Restate every line of the material, word for word.

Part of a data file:
☆ ☆ ☆ ☆
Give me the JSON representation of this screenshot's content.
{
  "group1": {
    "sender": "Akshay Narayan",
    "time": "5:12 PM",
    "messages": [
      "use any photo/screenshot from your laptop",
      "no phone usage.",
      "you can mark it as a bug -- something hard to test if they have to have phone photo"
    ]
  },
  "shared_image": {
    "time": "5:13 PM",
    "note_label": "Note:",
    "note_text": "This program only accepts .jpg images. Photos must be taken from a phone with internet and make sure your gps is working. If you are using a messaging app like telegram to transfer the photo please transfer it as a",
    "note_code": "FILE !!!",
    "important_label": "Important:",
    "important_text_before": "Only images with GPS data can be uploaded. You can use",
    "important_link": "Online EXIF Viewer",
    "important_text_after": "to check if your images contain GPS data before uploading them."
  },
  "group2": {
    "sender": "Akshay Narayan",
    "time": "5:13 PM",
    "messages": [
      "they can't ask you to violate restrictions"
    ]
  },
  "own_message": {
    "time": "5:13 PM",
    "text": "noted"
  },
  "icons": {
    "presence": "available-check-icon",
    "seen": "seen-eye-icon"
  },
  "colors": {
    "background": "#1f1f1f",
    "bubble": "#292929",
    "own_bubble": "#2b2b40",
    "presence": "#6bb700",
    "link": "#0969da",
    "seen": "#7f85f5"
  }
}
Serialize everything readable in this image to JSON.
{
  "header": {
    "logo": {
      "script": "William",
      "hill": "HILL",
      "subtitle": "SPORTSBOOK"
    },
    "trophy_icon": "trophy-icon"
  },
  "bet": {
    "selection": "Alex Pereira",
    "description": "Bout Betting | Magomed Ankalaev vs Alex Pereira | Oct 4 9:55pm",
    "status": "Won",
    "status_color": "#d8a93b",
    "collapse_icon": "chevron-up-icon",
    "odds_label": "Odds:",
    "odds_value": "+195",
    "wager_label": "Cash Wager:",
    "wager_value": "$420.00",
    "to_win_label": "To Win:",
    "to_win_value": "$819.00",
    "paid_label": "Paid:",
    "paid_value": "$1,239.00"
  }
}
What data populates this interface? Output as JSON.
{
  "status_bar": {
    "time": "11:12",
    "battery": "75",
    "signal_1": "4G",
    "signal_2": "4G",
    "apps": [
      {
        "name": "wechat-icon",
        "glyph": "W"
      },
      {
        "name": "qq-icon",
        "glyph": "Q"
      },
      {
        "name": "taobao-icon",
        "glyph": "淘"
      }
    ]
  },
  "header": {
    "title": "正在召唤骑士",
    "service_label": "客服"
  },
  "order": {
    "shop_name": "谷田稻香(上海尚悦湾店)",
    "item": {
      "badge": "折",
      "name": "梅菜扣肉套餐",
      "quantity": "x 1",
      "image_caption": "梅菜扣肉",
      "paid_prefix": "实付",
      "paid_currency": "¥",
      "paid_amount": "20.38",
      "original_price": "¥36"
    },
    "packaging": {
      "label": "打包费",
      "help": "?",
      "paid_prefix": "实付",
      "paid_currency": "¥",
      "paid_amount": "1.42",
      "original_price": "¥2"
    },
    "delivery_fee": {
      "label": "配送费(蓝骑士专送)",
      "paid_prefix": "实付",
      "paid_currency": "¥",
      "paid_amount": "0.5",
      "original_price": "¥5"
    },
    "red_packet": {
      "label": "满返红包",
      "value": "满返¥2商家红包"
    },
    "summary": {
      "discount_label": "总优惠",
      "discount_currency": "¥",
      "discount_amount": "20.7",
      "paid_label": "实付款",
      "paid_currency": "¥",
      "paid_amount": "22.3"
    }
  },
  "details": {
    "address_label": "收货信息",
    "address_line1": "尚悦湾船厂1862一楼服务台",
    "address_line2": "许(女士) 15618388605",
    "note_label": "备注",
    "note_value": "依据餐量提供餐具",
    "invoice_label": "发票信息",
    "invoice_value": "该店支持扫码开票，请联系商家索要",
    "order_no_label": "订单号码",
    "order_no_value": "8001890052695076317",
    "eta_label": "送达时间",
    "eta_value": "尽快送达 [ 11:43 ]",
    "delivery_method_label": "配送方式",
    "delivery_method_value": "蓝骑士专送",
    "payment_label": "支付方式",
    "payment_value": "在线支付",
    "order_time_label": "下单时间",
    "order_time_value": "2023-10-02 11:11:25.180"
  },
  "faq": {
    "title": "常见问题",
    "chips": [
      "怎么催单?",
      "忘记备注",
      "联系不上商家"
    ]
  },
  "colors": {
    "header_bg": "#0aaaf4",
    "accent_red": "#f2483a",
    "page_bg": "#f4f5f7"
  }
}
☆ ☆ ☆ ☆
_Written response_
Give me the JSON representation of this screenshot's content.
{
  "group1": {
    "sender": "Akshay Narayan",
    "time": "5:12 PM",
    "messages": [
      "use any photo/screenshot from your laptop",
      "no phone usage.",
      "you can mark it as a bug -- something hard to test if they have to have phone photo"
    ]
  },
  "shared_image": {
    "time": "5:13 PM",
    "note_label": "Note:",
    "note_text": "This program only accepts .jpg images. Photos must be taken from a phone with internet and make sure your gps is working. If you are using a messaging app like telegram to transfer the photo please transfer it as a",
    "note_code": "FILE !!!",
    "important_label": "Important:",
    "important_text_before": "Only images with GPS data can be uploaded. You can use",
    "important_link": "Online EXIF Viewer",
    "important_text_after": "to check if your images contain GPS data before uploading them."
  },
  "group2": {
    "sender": "Akshay Narayan",
    "time": "5:13 PM",
    "messages": [
      "they can't ask you to violate restrictions"
    ]
  },
  "own_message": {
    "time": "5:13 PM",
    "text": "noted"
  },
  "icons": {
    "presence": "available-check-icon",
    "seen": "seen-eye-icon"
  },
  "colors": {
    "background": "#1f1f1f",
    "bubble": "#292929",
    "own_bubble": "#2b2b40",
    "presence": "#6bb700",
    "link": "#0969da",
    "seen": "#7f85f5"
  }
}
Serialize everything readable in this image to JSON.
{
  "header": {
    "logo": {
      "script": "William",
      "hill": "HILL",
      "subtitle": "SPORTSBOOK"
    },
    "trophy_icon": "trophy-icon"
  },
  "bet": {
    "selection": "Alex Pereira",
    "description": "Bout Betting | Magomed Ankalaev vs Alex Pereira | Oct 4 9:55pm",
    "status": "Won",
    "status_color": "#d8a93b",
    "collapse_icon": "chevron-up-icon",
    "odds_label": "Odds:",
    "odds_value": "+195",
    "wager_label": "Cash Wager:",
    "wager_value": "$420.00",
    "to_win_label": "To Win:",
    "to_win_value": "$819.00",
    "paid_label": "Paid:",
    "paid_value": "$1,239.00"
  }
}
What data populates this interface? Output as JSON.
{
  "status_bar": {
    "time": "11:12",
    "battery": "75",
    "signal_1": "4G",
    "signal_2": "4G",
    "apps": [
      {
        "name": "wechat-icon",
        "glyph": "W"
      },
      {
        "name": "qq-icon",
        "glyph": "Q"
      },
      {
        "name": "taobao-icon",
        "glyph": "淘"
      }
    ]
  },
  "header": {
    "title": "正在召唤骑士",
    "service_label": "客服"
  },
  "order": {
    "shop_name": "谷田稻香(上海尚悦湾店)",
    "item": {
      "badge": "折",
      "name": "梅菜扣肉套餐",
      "quantity": "x 1",
      "image_caption": "梅菜扣肉",
      "paid_prefix": "实付",
      "paid_currency": "¥",
      "paid_amount": "20.38",
      "original_price": "¥36"
    },
    "packaging": {
      "label": "打包费",
      "help": "?",
      "paid_prefix": "实付",
      "paid_currency": "¥",
      "paid_amount": "1.42",
      "original_price": "¥2"
    },
    "delivery_fee": {
      "label": "配送费(蓝骑士专送)",
      "paid_prefix": "实付",
      "paid_currency": "¥",
      "paid_amount": "0.5",
      "original_price": "¥5"
    },
    "red_packet": {
      "label": "满返红包",
      "value": "满返¥2商家红包"
    },
    "summary": {
      "discount_label": "总优惠",
      "discount_currency": "¥",
      "discount_amount": "20.7",
      "paid_label": "实付款",
      "paid_currency": "¥",
      "paid_amount": "22.3"
    }
  },
  "details": {
    "address_label": "收货信息",
    "address_line1": "尚悦湾船厂1862一楼服务台",
    "address_line2": "许(女士) 15618388605",
    "note_label": "备注",
    "note_value": "依据餐量提供餐具",
    "invoice_label": "发票信息",
    "invoice_value": "该店支持扫码开票，请联系商家索要",
    "order_no_label": "订单号码",
    "order_no_value": "8001890052695076317",
    "eta_label": "送达时间",
    "eta_value": "尽快送达 [ 11:43 ]",
    "delivery_method_label": "配送方式",
    "delivery_method_value": "蓝骑士专送",
    "payment_label": "支付方式",
    "payment_value": "在线支付",
    "order_time_label": "下单时间",
    "order_time_value": "2023-10-02 11:11:25.180"
  },
  "faq": {
    "title": "常见问题",
    "chips": [
      "怎么催单?",
      "忘记备注",
      "联系不上商家"
    ]
  },
  "colors": {
    "header_bg": "#0aaaf4",
    "accent_red": "#f2483a",
    "page_bg": "#f4f5f7"
  }
}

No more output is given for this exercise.